There is conflicting evidence of benefit for glucosamine sulphate and glucosamine

hydrochloride in the treatment of the symptoms of OA of the knee. There is insufficient

evidence to support benefit for preventing progression of knee OA cartilage loss. In all

reported studies, glucosamine was safe compared to placebo.

A moderate quality SR included 20 studies. Subgroup analysis of the best designed studies

(eight with adequate allocation concealment) found no benefit of glucosamine sulphate or

glucosamine hydrochloride over placebo when used in variable doses between 400–1500

mg/day for up to 6 months for treatment of OA knee. The review reported that subgroup

analysis of one product, the Rotta preparation (10 studies), demonstrated small

improvements in pain and function using the Lequesne index but no benefit as assessed by

the WOMAC pain, stiffness or function subscales. However, the two Rotta studies with the

largest number of participants were negative and analysis of other products did not

demonstrate benefit. The pooled results demonstrated a small benefit (0.61 improvement

out of 10 for pain) for glucosamine which is unlikely to be of clinical importance, and the

results need to be interpreted with caution in view of inclusion of poor quality RCTs.

A recent good quality RCT involving 318 participants with knee OA provided some

evidence for a small benefit of glucosamine sulphate (1500 mg/day) for treatment of knee

OA compared to placebo or paracetamol (3 g/day) when measured using the composite

Lequesne or WOMAC composite scores, but no benefit for reducing pain as measured


using the WOMAC pain scale. The difference of 1.2 points in Lequesne scale between

glucosamine sulphate and placebo (the overall scale being 1–24) may be of doubtful

clinical significance. In addition, evidence for effectiveness of chondroitin sulphate in

treatment of OA knee is lacking (see below).

One moderate quality large RCT compared glucosamine hydrochloride (1500 mg/day),

alone or in combination with chondroitin sulphate (1200 mg/day) to placebo and celecoxib

(200 mg/day). Glucosamine alone, or in combination with chondroitin sulphate, was found

to have no benefit over placebo in reducing pain for patients with knee OA. The response to

combined therapy was higher in a subset of patients with moderate to severe OA, however

these results need to be interpreted with caution as this was a post-hoc subgroup analysis.

- **DATA FOR REVIEW**:
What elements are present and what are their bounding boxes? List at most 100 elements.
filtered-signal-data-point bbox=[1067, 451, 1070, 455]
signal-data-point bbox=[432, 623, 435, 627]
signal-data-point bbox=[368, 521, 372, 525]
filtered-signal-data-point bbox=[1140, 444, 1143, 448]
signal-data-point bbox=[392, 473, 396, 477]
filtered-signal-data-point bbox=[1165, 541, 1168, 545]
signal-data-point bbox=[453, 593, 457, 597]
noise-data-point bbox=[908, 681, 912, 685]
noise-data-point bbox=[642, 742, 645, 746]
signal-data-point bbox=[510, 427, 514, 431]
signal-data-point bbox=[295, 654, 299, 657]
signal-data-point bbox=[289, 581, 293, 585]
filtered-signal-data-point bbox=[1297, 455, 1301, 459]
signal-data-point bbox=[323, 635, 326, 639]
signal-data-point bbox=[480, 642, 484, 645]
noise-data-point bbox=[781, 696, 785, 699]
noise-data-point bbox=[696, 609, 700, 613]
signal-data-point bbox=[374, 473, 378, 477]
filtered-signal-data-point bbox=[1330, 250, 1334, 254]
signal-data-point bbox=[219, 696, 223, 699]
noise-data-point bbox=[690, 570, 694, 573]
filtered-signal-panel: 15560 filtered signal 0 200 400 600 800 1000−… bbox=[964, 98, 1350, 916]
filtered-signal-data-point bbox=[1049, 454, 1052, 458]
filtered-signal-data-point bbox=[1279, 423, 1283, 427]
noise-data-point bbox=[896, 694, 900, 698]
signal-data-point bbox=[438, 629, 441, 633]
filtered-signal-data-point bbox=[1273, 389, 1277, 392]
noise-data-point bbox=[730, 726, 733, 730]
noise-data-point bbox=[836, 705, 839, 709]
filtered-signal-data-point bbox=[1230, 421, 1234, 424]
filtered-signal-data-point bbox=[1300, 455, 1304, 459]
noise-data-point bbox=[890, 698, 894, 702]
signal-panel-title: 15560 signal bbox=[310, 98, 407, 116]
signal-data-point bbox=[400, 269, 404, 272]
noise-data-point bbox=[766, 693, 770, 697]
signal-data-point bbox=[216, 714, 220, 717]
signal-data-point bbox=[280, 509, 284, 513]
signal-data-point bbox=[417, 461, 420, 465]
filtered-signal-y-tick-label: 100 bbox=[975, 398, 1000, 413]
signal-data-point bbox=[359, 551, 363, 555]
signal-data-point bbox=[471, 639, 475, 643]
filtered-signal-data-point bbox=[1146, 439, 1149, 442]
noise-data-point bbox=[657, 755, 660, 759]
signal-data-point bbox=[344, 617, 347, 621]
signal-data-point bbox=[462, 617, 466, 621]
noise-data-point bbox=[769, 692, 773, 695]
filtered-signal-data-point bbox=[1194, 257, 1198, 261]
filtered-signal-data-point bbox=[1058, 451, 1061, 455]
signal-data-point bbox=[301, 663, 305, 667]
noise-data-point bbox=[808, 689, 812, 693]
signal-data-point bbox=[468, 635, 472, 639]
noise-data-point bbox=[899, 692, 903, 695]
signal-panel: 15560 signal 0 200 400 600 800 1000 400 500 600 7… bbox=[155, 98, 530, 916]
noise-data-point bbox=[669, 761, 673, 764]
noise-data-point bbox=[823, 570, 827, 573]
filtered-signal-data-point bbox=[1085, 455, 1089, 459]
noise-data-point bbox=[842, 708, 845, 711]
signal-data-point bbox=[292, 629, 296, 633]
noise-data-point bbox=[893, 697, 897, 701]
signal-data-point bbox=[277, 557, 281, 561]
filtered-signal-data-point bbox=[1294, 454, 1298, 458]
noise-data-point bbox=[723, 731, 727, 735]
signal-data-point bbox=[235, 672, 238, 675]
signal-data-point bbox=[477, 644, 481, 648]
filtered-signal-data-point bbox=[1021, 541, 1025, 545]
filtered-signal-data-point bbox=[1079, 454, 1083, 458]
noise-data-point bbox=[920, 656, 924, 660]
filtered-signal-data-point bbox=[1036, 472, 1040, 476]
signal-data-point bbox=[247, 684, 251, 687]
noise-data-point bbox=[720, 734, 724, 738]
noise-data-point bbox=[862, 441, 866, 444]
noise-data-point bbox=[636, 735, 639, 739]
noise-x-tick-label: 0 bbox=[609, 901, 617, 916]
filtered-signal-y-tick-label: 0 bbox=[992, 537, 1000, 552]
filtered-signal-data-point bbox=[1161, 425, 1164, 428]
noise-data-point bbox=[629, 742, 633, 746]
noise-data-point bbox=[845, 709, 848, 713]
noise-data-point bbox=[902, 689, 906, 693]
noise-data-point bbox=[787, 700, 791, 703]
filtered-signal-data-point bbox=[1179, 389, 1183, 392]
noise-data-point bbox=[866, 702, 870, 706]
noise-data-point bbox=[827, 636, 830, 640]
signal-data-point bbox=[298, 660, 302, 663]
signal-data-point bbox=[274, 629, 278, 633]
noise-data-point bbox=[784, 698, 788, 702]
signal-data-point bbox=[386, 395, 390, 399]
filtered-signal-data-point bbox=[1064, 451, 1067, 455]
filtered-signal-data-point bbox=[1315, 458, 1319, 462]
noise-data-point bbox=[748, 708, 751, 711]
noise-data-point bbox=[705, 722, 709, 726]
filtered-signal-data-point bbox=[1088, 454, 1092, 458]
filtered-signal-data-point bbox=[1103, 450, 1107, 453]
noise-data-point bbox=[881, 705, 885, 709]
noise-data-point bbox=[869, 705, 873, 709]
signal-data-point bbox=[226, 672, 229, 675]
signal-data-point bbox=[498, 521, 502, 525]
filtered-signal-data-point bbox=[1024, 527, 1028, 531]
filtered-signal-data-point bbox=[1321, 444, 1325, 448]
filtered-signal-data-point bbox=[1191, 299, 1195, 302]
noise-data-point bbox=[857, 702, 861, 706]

- **YOUR TASK**: In the glucosamine extract, rewrite the paragraph beginning "One moderate quality large RCT" as a bulleted list that keeps its main facts. The rows are separate material and have no connection to the glucosamine extract.

- **COMPLETED EXERCISE**:
- A moderate-quality large RCT compared glucosamine hydrochloride (1500 mg/day), alone or combined with chondroitin sulphate (1200 mg/day), against placebo and celecoxib (200 mg/day).
- Glucosamine alone or with chondroitin sulphate showed no benefit over placebo in reducing pain for patients with knee OA.
- Combined therapy produced a higher response in a subset of patients with moderate to severe OA.
- That finding came from a post-hoc subgroup analysis and needs to be interpreted with caution.